Identify each line below containing the string "Provider" and copy it.

» Data section

☆ ☆ ☆ ☆ ☆

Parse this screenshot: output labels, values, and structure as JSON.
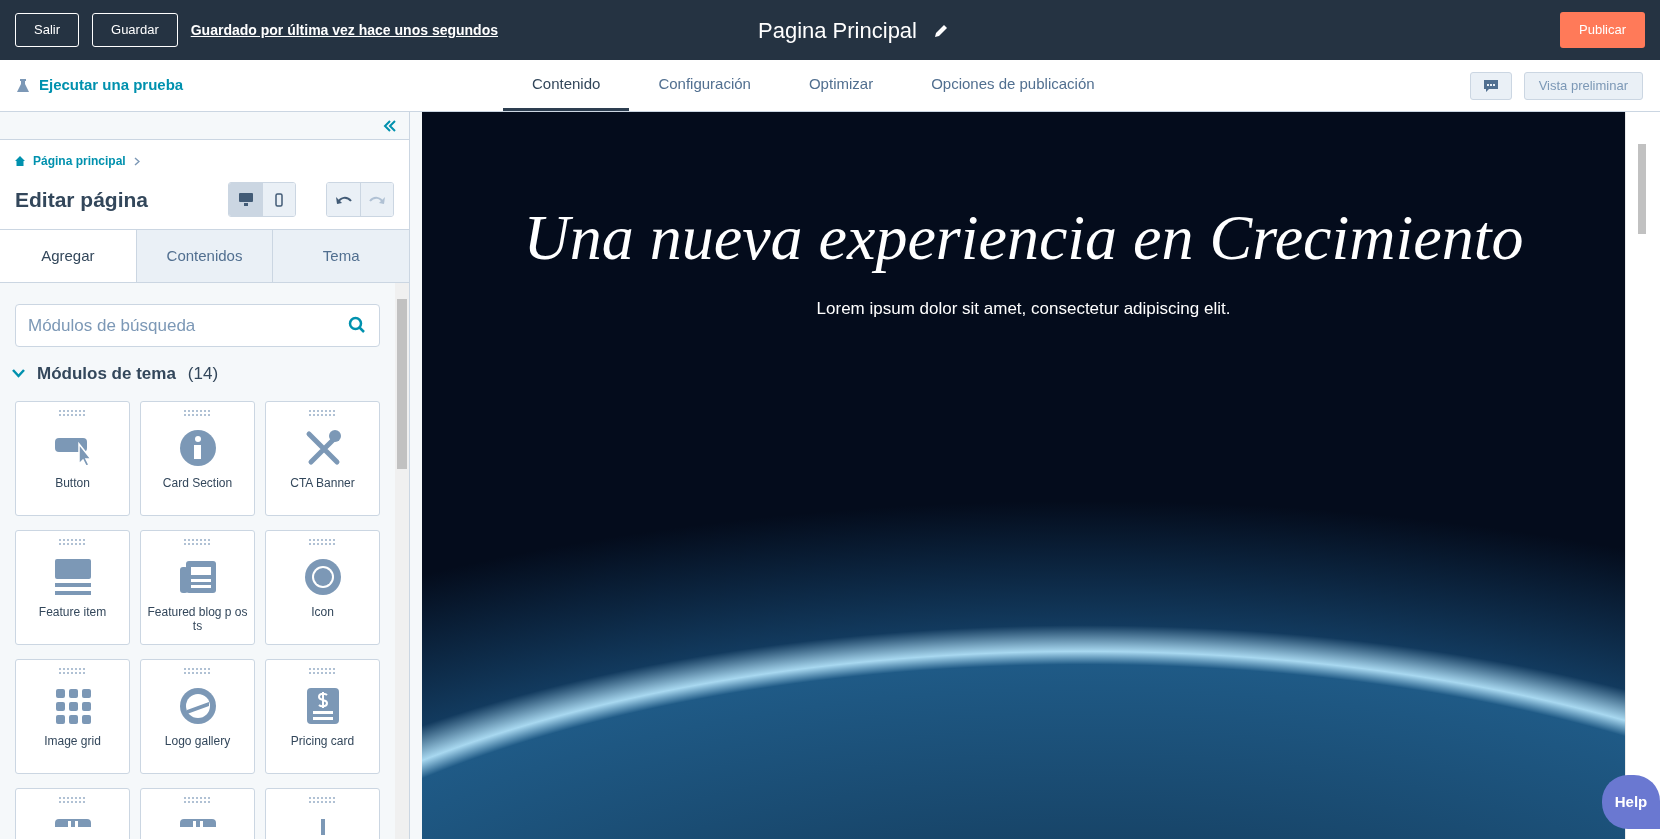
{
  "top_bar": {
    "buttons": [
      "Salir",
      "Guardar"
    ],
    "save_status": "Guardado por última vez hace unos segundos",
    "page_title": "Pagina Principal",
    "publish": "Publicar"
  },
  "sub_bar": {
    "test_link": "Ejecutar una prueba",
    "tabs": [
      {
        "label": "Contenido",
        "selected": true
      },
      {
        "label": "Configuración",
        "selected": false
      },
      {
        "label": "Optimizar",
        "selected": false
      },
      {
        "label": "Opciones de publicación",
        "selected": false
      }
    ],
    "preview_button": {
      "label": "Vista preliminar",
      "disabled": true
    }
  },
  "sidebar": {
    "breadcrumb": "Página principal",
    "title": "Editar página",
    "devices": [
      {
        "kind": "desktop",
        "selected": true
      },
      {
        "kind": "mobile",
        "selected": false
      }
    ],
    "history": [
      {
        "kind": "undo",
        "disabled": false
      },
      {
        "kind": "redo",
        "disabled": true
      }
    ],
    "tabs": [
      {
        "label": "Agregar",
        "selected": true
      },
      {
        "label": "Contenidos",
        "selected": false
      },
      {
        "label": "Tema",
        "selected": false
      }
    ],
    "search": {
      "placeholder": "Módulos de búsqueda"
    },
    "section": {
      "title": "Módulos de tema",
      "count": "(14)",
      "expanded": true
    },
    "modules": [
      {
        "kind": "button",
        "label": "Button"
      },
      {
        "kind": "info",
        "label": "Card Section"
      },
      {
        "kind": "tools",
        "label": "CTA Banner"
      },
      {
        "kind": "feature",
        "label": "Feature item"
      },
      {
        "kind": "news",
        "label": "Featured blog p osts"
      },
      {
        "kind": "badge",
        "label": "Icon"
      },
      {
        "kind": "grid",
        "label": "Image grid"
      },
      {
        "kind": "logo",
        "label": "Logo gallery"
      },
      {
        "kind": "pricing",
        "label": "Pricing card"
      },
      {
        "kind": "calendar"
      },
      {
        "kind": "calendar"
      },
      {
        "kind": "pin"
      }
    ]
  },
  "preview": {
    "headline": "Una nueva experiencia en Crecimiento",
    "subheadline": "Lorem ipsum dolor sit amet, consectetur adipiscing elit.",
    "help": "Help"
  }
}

☆ ☆ ☆ ☆ ☆

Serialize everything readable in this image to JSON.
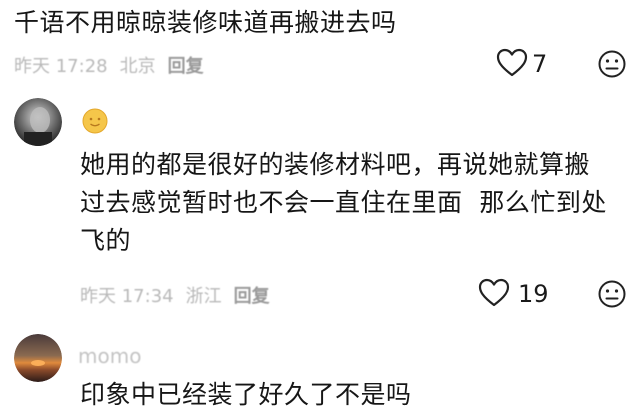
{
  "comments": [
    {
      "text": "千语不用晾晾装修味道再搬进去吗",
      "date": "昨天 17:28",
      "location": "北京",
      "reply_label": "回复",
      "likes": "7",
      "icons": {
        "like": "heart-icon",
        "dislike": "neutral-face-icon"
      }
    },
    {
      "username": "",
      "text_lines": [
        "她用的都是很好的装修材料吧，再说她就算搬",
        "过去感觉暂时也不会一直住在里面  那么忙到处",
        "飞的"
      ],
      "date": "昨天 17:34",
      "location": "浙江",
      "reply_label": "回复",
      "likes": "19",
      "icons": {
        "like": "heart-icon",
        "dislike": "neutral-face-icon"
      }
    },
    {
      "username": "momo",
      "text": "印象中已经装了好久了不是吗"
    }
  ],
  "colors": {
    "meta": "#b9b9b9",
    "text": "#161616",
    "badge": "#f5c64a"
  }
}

☆ ☆ ☆ ☆ ☆

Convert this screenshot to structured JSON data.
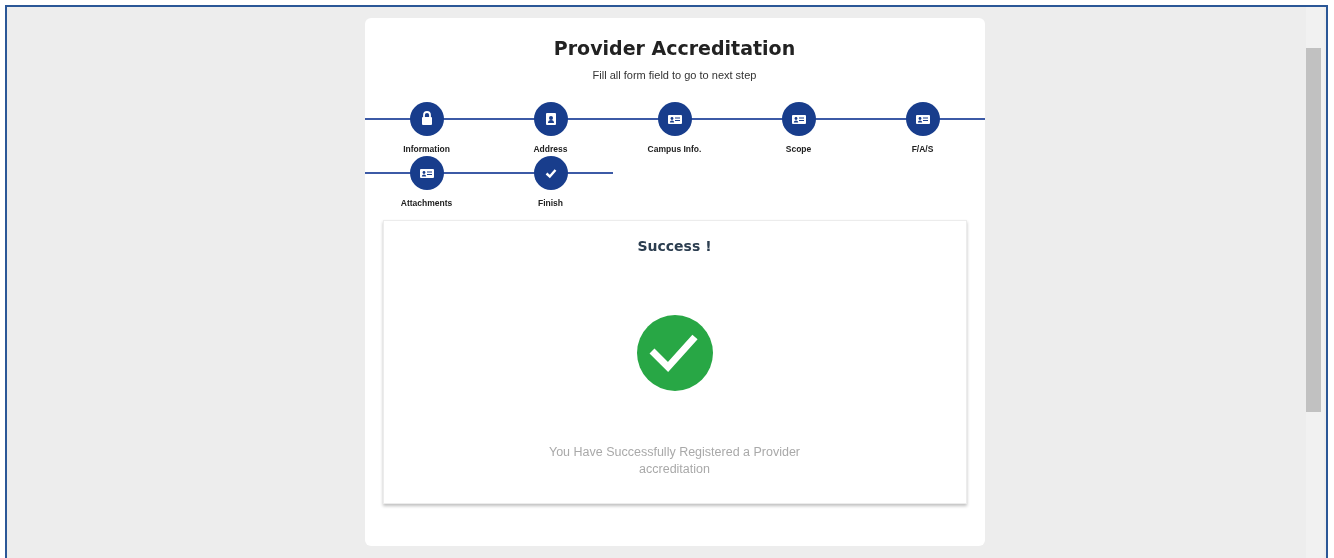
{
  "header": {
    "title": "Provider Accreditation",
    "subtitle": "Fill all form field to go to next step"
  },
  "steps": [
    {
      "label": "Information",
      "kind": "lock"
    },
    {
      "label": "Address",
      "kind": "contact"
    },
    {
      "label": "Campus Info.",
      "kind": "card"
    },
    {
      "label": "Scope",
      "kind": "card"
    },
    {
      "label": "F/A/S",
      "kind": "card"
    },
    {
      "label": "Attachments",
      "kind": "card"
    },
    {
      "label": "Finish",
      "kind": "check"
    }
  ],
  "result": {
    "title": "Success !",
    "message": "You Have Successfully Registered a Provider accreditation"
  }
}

☆ ☆ ☆ ☆ ☆

» Response to this task
    "title": "Provider Accreditation",
    "message": "You Have Successfully Registered a Provider accreditation"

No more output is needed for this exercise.